Task brief
Reproduce the material below line for line, with no changes, but omit any pictures.
'''
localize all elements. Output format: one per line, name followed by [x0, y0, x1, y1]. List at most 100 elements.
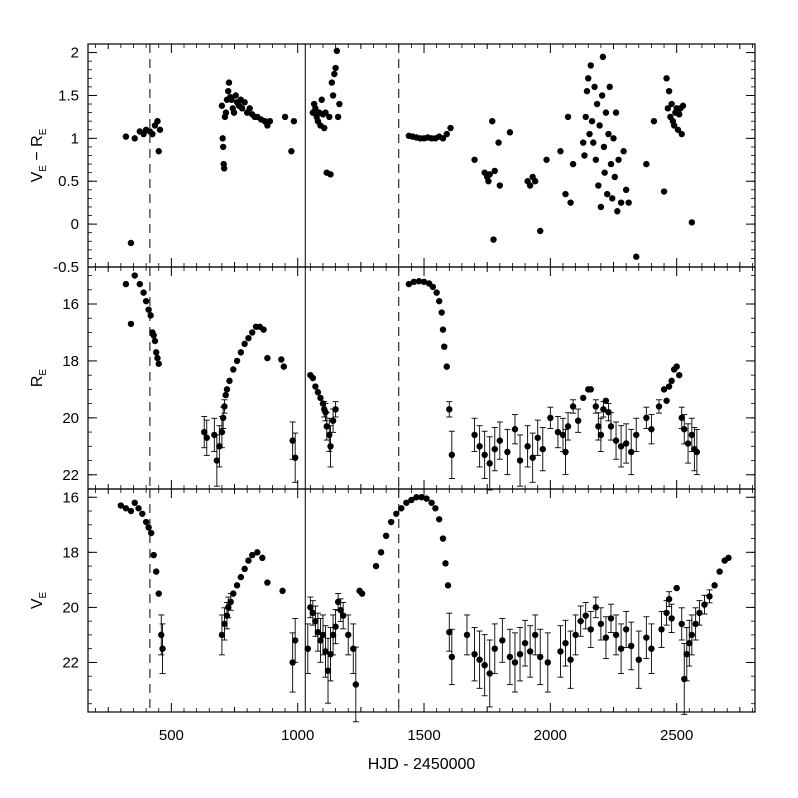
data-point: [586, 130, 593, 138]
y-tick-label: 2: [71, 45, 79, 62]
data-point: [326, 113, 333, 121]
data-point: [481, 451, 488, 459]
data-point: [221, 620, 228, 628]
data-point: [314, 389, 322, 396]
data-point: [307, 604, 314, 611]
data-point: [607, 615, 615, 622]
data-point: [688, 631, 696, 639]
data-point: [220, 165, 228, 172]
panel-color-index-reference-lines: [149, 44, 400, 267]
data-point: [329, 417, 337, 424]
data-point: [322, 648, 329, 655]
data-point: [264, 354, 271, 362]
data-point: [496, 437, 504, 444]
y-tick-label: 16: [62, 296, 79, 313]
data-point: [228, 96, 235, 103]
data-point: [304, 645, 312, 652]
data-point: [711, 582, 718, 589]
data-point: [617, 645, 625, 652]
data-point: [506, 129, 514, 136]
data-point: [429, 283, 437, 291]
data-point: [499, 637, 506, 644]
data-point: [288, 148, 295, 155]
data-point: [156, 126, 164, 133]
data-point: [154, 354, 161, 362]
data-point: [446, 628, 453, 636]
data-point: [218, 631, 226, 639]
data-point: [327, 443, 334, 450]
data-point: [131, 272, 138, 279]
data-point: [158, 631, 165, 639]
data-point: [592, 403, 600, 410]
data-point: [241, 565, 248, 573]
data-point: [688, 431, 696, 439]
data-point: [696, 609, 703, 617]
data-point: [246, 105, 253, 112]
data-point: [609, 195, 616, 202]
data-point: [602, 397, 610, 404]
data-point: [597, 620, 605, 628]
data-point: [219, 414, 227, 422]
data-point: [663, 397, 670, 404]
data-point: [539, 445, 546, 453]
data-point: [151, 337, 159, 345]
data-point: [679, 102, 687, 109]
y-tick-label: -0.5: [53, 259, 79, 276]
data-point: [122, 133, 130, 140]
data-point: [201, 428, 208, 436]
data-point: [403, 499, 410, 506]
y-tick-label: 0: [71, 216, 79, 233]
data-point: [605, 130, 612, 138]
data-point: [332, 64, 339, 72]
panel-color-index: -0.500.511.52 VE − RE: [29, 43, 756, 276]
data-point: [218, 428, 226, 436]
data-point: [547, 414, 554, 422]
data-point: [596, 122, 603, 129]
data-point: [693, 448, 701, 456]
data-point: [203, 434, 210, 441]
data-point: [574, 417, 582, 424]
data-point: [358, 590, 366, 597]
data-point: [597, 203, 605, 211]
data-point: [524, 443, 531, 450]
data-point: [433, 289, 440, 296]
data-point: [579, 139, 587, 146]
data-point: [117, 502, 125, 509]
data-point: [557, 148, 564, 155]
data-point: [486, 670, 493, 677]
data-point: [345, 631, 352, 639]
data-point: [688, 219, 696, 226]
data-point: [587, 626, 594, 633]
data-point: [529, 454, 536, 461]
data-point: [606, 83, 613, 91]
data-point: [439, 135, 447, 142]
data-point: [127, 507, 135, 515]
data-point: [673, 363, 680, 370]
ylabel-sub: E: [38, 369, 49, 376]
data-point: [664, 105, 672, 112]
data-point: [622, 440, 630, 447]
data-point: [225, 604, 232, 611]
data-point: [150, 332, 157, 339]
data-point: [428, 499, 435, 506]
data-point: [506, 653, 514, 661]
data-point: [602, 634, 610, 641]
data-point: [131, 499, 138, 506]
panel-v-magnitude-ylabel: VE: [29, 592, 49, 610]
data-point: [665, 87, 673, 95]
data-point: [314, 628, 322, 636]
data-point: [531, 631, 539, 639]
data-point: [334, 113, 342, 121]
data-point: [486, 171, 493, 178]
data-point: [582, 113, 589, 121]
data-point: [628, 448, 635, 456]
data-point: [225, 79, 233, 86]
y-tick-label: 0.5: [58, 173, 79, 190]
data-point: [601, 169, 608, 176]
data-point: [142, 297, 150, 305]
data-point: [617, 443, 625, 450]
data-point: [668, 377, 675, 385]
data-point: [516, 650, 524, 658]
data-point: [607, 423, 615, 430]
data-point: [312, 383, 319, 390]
'''
Task answer
localize all elements. Output format: one per line, name followed by [x0, y0, x1, y1]. List at most 100 elements.
data-point: [586, 130, 593, 138]
y-tick-label: 2: [71, 45, 79, 62]
data-point: [326, 113, 333, 121]
data-point: [481, 451, 488, 459]
data-point: [221, 620, 228, 628]
data-point: [314, 389, 322, 396]
data-point: [307, 604, 314, 611]
data-point: [607, 615, 615, 622]
data-point: [688, 631, 696, 639]
data-point: [220, 165, 228, 172]
panel-color-index-reference-lines: [149, 44, 400, 267]
data-point: [329, 417, 337, 424]
data-point: [322, 648, 329, 655]
data-point: [264, 354, 271, 362]
data-point: [496, 437, 504, 444]
y-tick-label: 16: [62, 296, 79, 313]
data-point: [228, 96, 235, 103]
data-point: [304, 645, 312, 652]
data-point: [711, 582, 718, 589]
data-point: [617, 645, 625, 652]
data-point: [506, 129, 514, 136]
data-point: [429, 283, 437, 291]
data-point: [499, 637, 506, 644]
data-point: [288, 148, 295, 155]
data-point: [156, 126, 164, 133]
data-point: [154, 354, 161, 362]
data-point: [446, 628, 453, 636]
data-point: [218, 631, 226, 639]
data-point: [327, 443, 334, 450]
data-point: [131, 272, 138, 279]
data-point: [158, 631, 165, 639]
data-point: [592, 403, 600, 410]
data-point: [241, 565, 248, 573]
data-point: [688, 431, 696, 439]
data-point: [696, 609, 703, 617]
data-point: [246, 105, 253, 112]
data-point: [609, 195, 616, 202]
data-point: [602, 397, 610, 404]
data-point: [597, 620, 605, 628]
data-point: [219, 414, 227, 422]
data-point: [663, 397, 670, 404]
data-point: [539, 445, 546, 453]
data-point: [151, 337, 159, 345]
data-point: [679, 102, 687, 109]
y-tick-label: -0.5: [53, 259, 79, 276]
data-point: [122, 133, 130, 140]
data-point: [201, 428, 208, 436]
data-point: [403, 499, 410, 506]
y-tick-label: 0: [71, 216, 79, 233]
data-point: [605, 130, 612, 138]
data-point: [332, 64, 339, 72]
panel-color-index: -0.500.511.52 VE − RE: [29, 43, 756, 276]
data-point: [218, 428, 226, 436]
data-point: [547, 414, 554, 422]
data-point: [596, 122, 603, 129]
data-point: [693, 448, 701, 456]
data-point: [203, 434, 210, 441]
data-point: [574, 417, 582, 424]
data-point: [358, 590, 366, 597]
data-point: [597, 203, 605, 211]
data-point: [524, 443, 531, 450]
data-point: [433, 289, 440, 296]
data-point: [579, 139, 587, 146]
data-point: [117, 502, 125, 509]
data-point: [557, 148, 564, 155]
data-point: [486, 670, 493, 677]
data-point: [345, 631, 352, 639]
data-point: [688, 219, 696, 226]
data-point: [587, 626, 594, 633]
data-point: [529, 454, 536, 461]
data-point: [606, 83, 613, 91]
data-point: [439, 135, 447, 142]
data-point: [127, 507, 135, 515]
data-point: [673, 363, 680, 370]
ylabel-sub: E: [38, 369, 49, 376]
data-point: [664, 105, 672, 112]
data-point: [622, 440, 630, 447]
data-point: [225, 604, 232, 611]
data-point: [150, 332, 157, 339]
data-point: [428, 499, 435, 506]
data-point: [506, 653, 514, 661]
data-point: [602, 634, 610, 641]
data-point: [131, 499, 138, 506]
panel-v-magnitude-ylabel: VE: [29, 592, 49, 610]
data-point: [665, 87, 673, 95]
data-point: [314, 628, 322, 636]
data-point: [531, 631, 539, 639]
data-point: [334, 113, 342, 121]
data-point: [486, 171, 493, 178]
data-point: [582, 113, 589, 121]
data-point: [628, 448, 635, 456]
data-point: [225, 79, 233, 86]
y-tick-label: 0.5: [58, 173, 79, 190]
data-point: [601, 169, 608, 176]
data-point: [142, 297, 150, 305]
data-point: [617, 443, 625, 450]
data-point: [668, 377, 675, 385]
data-point: [516, 650, 524, 658]
data-point: [607, 423, 615, 430]
data-point: [312, 383, 319, 390]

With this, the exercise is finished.